> **Exercise task**: Take the entries that follow and return only the lines from the one with "What does this" through the final line, leaving every picture behind.

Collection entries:
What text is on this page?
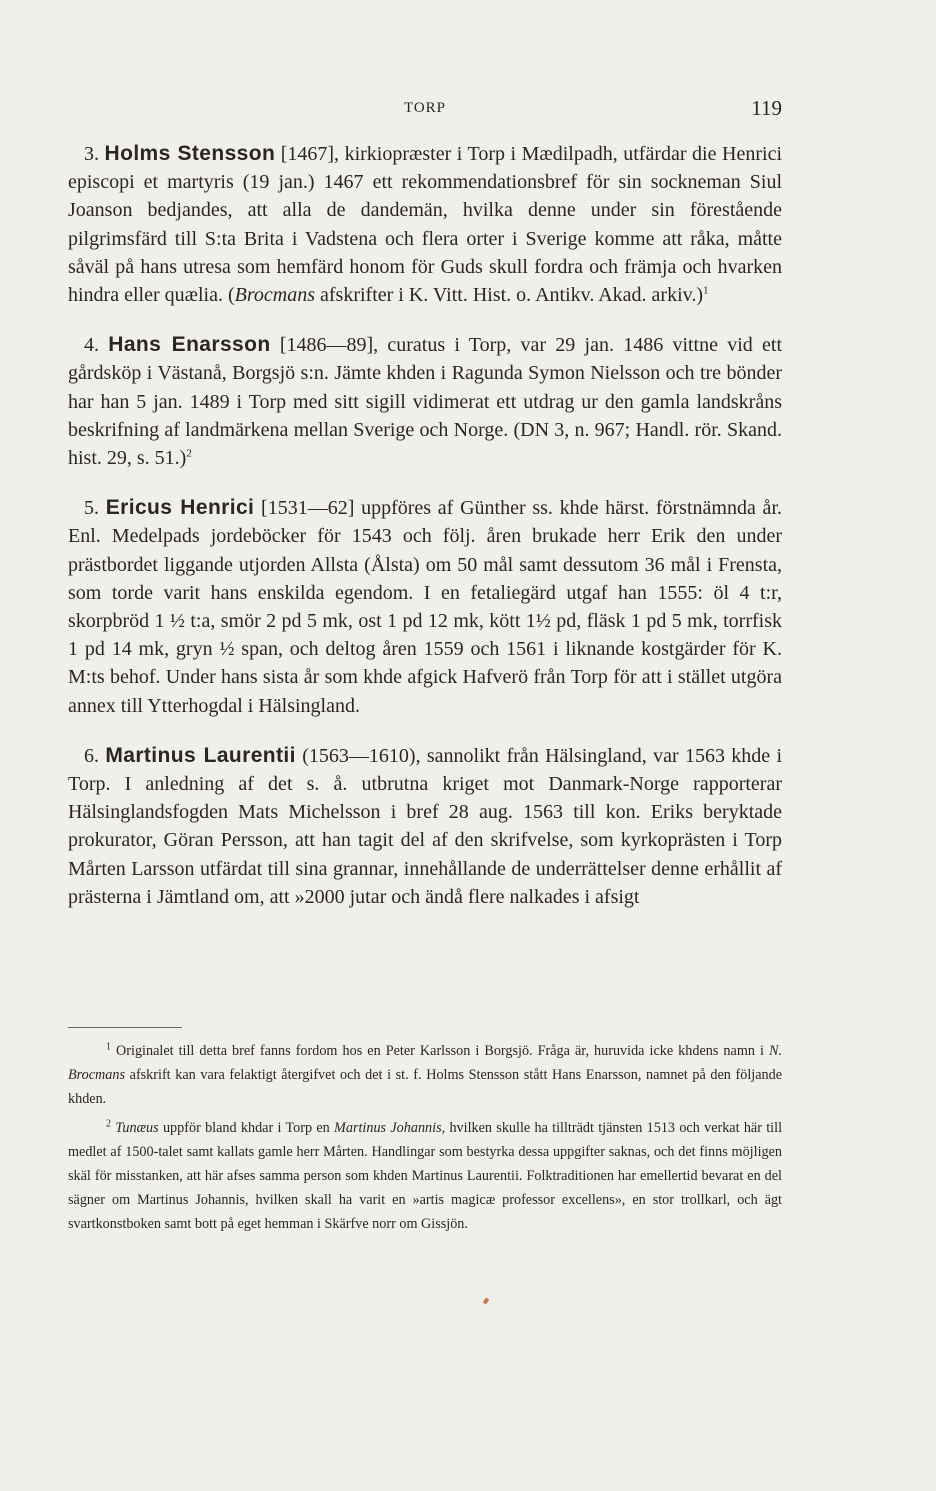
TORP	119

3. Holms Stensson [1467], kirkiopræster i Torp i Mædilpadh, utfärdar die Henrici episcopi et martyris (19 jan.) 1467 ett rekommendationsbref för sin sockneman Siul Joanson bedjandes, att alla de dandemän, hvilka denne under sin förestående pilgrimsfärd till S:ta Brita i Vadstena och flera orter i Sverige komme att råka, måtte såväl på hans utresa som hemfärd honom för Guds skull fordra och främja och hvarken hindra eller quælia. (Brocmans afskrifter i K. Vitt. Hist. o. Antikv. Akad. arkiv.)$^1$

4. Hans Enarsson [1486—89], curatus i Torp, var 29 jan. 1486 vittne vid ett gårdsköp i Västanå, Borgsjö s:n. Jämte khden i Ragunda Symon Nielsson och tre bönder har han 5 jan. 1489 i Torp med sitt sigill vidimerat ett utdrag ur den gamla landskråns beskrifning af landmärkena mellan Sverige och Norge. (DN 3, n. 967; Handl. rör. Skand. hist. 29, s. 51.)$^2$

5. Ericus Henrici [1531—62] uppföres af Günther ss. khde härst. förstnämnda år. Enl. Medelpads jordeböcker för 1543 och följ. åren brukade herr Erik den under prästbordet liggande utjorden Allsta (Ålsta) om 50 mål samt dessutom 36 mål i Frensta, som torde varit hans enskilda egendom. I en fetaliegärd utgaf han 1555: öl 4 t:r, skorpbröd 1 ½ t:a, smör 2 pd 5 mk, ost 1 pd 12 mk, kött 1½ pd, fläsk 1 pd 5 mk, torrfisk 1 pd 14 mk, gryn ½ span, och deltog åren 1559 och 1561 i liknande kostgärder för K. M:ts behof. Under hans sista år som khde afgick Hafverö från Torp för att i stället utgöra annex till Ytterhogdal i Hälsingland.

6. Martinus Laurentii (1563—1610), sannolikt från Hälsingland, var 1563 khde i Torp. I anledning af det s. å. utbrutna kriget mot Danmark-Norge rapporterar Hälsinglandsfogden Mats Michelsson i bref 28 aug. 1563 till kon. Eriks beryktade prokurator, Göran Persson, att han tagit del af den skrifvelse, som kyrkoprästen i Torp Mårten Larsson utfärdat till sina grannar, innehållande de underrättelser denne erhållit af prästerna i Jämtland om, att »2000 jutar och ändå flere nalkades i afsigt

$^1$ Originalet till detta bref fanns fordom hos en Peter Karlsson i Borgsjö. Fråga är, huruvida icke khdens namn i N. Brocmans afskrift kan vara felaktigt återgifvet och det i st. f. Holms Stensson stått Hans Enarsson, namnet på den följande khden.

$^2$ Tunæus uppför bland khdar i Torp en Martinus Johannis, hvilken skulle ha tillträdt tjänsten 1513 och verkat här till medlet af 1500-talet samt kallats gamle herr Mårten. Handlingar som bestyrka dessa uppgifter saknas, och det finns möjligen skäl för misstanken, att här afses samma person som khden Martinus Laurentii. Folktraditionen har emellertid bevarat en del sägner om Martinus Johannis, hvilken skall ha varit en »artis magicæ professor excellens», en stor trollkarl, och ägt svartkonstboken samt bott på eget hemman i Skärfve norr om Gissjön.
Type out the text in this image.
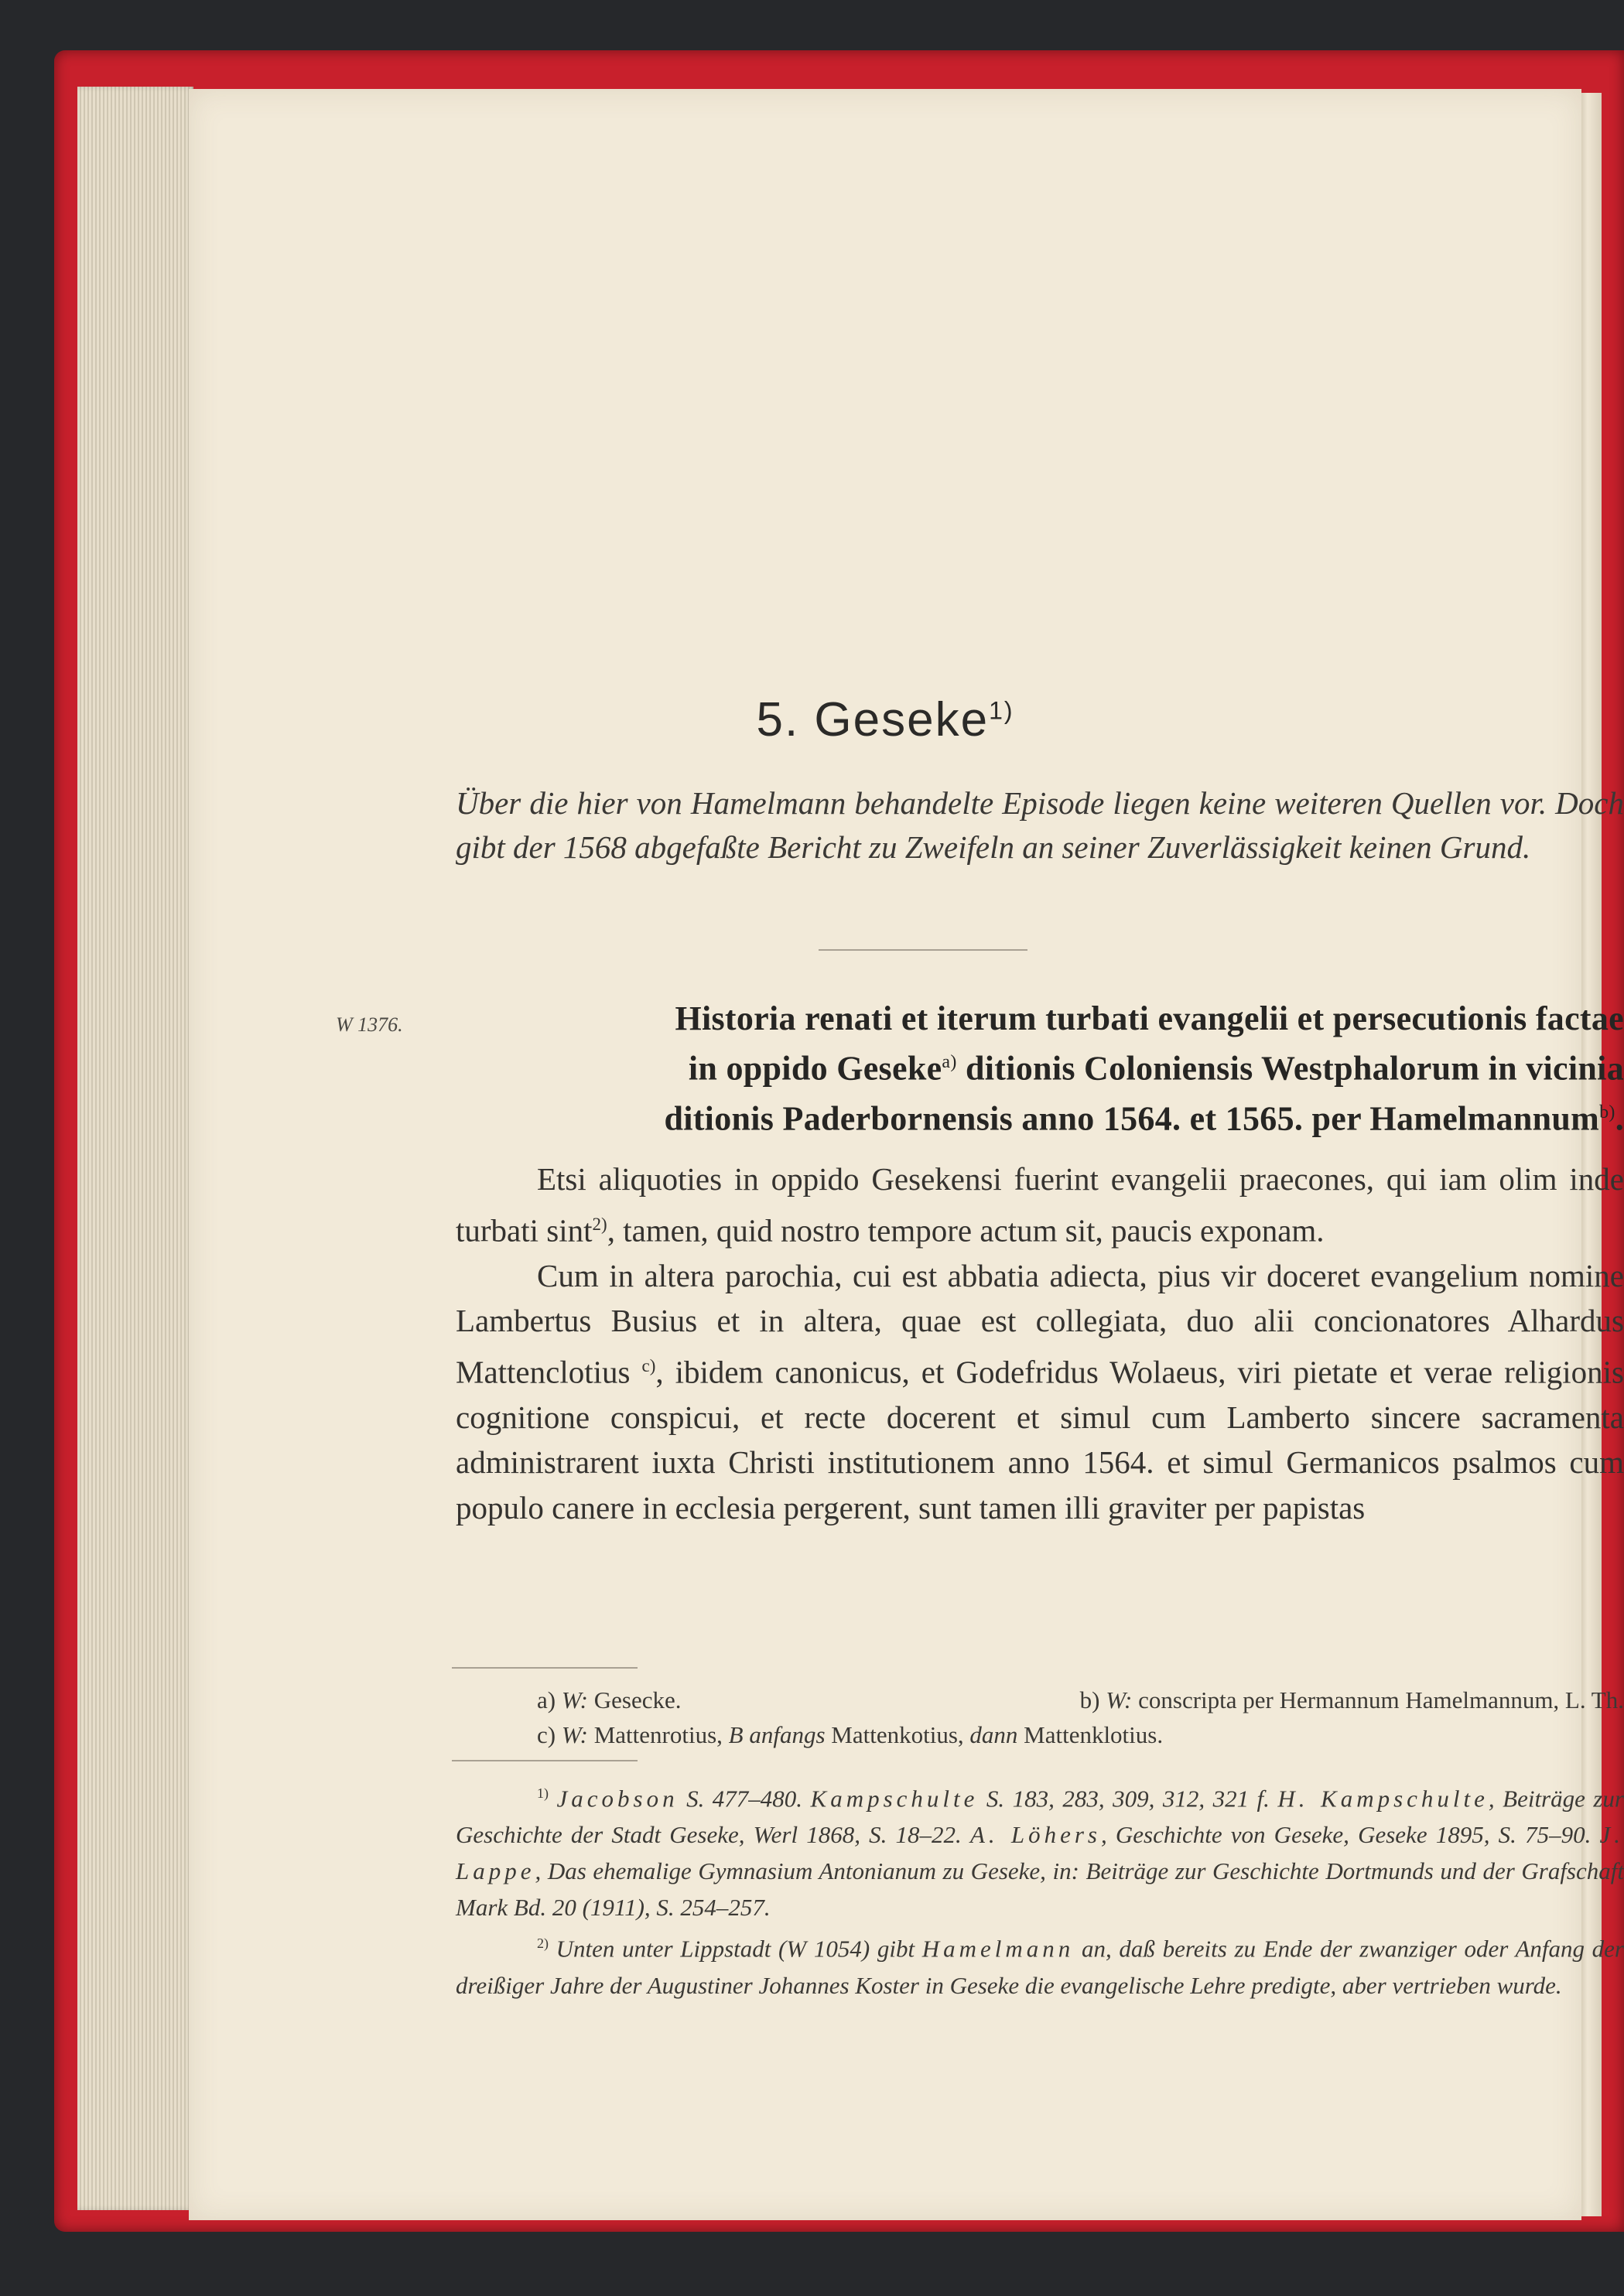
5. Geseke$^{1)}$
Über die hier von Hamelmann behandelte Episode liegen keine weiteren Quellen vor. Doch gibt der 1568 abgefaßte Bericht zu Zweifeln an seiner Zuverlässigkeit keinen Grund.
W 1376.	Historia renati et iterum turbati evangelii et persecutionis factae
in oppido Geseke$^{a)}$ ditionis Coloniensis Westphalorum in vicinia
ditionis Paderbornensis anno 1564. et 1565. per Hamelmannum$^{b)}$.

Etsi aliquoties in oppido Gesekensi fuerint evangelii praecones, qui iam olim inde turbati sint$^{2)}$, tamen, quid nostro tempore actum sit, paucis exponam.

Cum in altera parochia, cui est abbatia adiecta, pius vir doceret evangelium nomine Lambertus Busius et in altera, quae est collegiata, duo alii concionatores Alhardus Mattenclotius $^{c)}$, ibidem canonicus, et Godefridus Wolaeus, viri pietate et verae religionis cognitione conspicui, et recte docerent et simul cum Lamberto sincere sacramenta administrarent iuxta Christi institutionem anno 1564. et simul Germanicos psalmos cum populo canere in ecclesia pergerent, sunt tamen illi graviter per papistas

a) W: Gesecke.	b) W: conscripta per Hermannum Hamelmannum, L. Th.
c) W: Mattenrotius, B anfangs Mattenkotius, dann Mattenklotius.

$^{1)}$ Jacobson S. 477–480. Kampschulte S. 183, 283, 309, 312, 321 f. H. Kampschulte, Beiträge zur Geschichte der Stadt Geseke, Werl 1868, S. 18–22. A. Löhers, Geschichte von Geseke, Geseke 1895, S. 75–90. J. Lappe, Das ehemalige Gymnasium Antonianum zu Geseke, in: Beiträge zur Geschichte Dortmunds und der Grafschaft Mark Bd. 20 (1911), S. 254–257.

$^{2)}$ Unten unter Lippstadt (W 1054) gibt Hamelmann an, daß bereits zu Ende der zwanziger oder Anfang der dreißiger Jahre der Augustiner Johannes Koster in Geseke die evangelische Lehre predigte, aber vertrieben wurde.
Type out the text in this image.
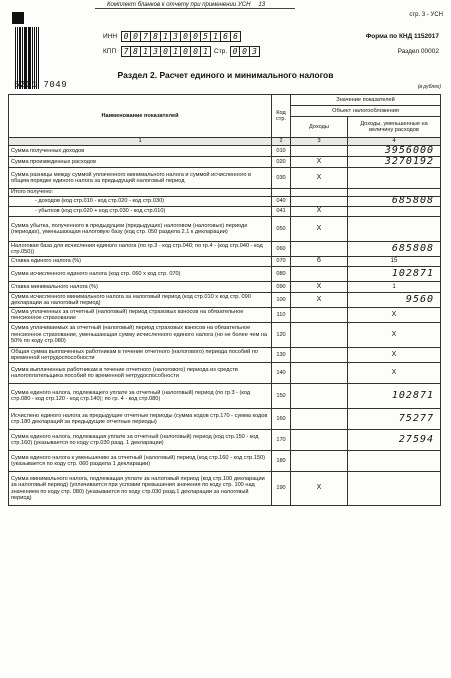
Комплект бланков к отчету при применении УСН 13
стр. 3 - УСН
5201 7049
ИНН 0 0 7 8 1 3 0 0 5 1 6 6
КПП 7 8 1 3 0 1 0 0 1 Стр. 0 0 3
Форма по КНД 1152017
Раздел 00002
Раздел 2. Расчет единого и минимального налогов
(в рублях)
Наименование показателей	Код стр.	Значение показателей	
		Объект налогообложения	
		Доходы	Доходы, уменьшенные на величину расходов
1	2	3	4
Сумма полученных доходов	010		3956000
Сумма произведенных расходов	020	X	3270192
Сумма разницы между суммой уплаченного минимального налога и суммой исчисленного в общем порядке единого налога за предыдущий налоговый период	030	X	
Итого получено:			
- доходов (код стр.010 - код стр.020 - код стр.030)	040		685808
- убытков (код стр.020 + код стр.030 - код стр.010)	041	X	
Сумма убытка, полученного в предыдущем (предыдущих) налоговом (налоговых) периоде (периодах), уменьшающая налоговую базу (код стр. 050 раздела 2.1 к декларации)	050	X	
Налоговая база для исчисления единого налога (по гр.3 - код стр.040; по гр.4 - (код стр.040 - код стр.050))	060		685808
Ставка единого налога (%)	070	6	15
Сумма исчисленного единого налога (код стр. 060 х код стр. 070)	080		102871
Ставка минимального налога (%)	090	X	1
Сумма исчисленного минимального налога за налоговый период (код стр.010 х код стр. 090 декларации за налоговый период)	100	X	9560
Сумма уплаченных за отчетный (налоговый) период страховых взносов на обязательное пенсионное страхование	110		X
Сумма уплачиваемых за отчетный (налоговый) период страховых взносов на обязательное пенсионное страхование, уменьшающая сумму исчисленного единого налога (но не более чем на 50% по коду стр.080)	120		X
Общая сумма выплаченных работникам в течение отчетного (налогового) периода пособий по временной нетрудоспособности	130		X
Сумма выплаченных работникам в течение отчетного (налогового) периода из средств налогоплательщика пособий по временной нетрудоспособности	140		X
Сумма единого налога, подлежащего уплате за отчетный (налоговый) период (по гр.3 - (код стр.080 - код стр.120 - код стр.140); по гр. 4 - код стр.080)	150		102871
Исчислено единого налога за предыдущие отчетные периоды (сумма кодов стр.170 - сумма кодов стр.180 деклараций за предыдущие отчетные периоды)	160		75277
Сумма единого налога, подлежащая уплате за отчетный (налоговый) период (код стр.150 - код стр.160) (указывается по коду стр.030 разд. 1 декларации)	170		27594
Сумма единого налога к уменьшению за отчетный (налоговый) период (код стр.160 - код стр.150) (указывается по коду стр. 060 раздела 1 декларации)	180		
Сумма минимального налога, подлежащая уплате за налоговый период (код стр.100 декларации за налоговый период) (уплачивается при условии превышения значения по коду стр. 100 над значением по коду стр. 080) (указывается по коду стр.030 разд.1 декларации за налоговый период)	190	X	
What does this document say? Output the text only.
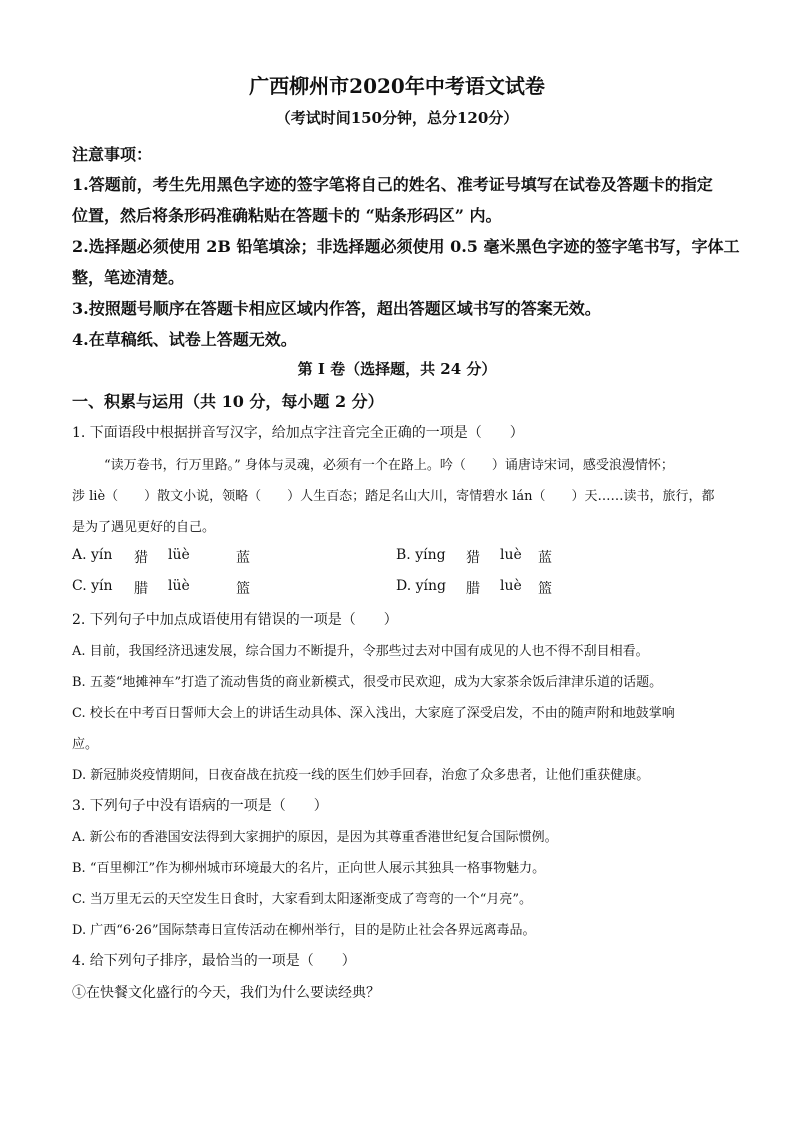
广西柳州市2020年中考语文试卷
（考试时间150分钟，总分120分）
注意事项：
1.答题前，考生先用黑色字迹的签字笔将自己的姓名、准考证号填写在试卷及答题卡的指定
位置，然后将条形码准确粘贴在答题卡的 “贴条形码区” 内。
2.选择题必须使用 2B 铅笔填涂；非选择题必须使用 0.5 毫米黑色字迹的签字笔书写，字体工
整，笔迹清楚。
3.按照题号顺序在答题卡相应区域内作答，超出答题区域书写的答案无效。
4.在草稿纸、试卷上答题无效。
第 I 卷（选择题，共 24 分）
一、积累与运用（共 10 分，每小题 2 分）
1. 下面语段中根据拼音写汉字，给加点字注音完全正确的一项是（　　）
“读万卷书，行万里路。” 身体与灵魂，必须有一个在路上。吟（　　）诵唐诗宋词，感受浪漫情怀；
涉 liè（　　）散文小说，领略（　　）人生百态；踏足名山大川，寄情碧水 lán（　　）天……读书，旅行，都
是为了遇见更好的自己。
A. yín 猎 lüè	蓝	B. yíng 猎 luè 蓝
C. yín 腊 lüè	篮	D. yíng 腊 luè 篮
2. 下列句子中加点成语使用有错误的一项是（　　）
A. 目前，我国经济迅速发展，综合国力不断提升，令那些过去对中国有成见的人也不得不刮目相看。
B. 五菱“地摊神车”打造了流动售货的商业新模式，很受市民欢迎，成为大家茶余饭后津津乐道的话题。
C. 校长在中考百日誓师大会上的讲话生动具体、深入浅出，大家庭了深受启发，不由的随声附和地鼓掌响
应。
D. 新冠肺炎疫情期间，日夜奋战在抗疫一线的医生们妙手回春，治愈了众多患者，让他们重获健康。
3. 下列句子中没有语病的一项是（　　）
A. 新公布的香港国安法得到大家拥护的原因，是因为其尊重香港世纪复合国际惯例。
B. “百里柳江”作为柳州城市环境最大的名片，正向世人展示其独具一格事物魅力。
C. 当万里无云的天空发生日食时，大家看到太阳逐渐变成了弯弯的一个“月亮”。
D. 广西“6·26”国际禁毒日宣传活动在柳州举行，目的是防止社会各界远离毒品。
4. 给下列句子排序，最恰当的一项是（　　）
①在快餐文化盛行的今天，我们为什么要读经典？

> **Answer to this task**:
What does this document say? Output the text only.
广西柳州市2020年中考语文试卷
（考试时间150分钟，总分120分）
注意事项：
1.答题前，考生先用黑色字迹的签字笔将自己的姓名、准考证号填写在试卷及答题卡的指定
位置，然后将条形码准确粘贴在答题卡的 “贴条形码区” 内。
2.选择题必须使用 2B 铅笔填涂；非选择题必须使用 0.5 毫米黑色字迹的签字笔书写，字体工
整，笔迹清楚。
3.按照题号顺序在答题卡相应区域内作答，超出答题区域书写的答案无效。
4.在草稿纸、试卷上答题无效。
第 I 卷（选择题，共 24 分）
一、积累与运用（共 10 分，每小题 2 分）
1. 下面语段中根据拼音写汉字，给加点字注音完全正确的一项是（　　）
“读万卷书，行万里路。” 身体与灵魂，必须有一个在路上。吟（　　）诵唐诗宋词，感受浪漫情怀；
涉 liè（　　）散文小说，领略（　　）人生百态；踏足名山大川，寄情碧水 lán（　　）天……读书，旅行，都
是为了遇见更好的自己。
A. yín 猎 lüè	蓝	B. yíng 猎 luè 蓝
C. yín 腊 lüè	篮	D. yíng 腊 luè 篮
2. 下列句子中加点成语使用有错误的一项是（　　）
A. 目前，我国经济迅速发展，综合国力不断提升，令那些过去对中国有成见的人也不得不刮目相看。
B. 五菱“地摊神车”打造了流动售货的商业新模式，很受市民欢迎，成为大家茶余饭后津津乐道的话题。
C. 校长在中考百日誓师大会上的讲话生动具体、深入浅出，大家庭了深受启发，不由的随声附和地鼓掌响
应。
D. 新冠肺炎疫情期间，日夜奋战在抗疫一线的医生们妙手回春，治愈了众多患者，让他们重获健康。
3. 下列句子中没有语病的一项是（　　）
A. 新公布的香港国安法得到大家拥护的原因，是因为其尊重香港世纪复合国际惯例。
B. “百里柳江”作为柳州城市环境最大的名片，正向世人展示其独具一格事物魅力。
C. 当万里无云的天空发生日食时，大家看到太阳逐渐变成了弯弯的一个“月亮”。
D. 广西“6·26”国际禁毒日宣传活动在柳州举行，目的是防止社会各界远离毒品。
4. 给下列句子排序，最恰当的一项是（　　）
①在快餐文化盛行的今天，我们为什么要读经典？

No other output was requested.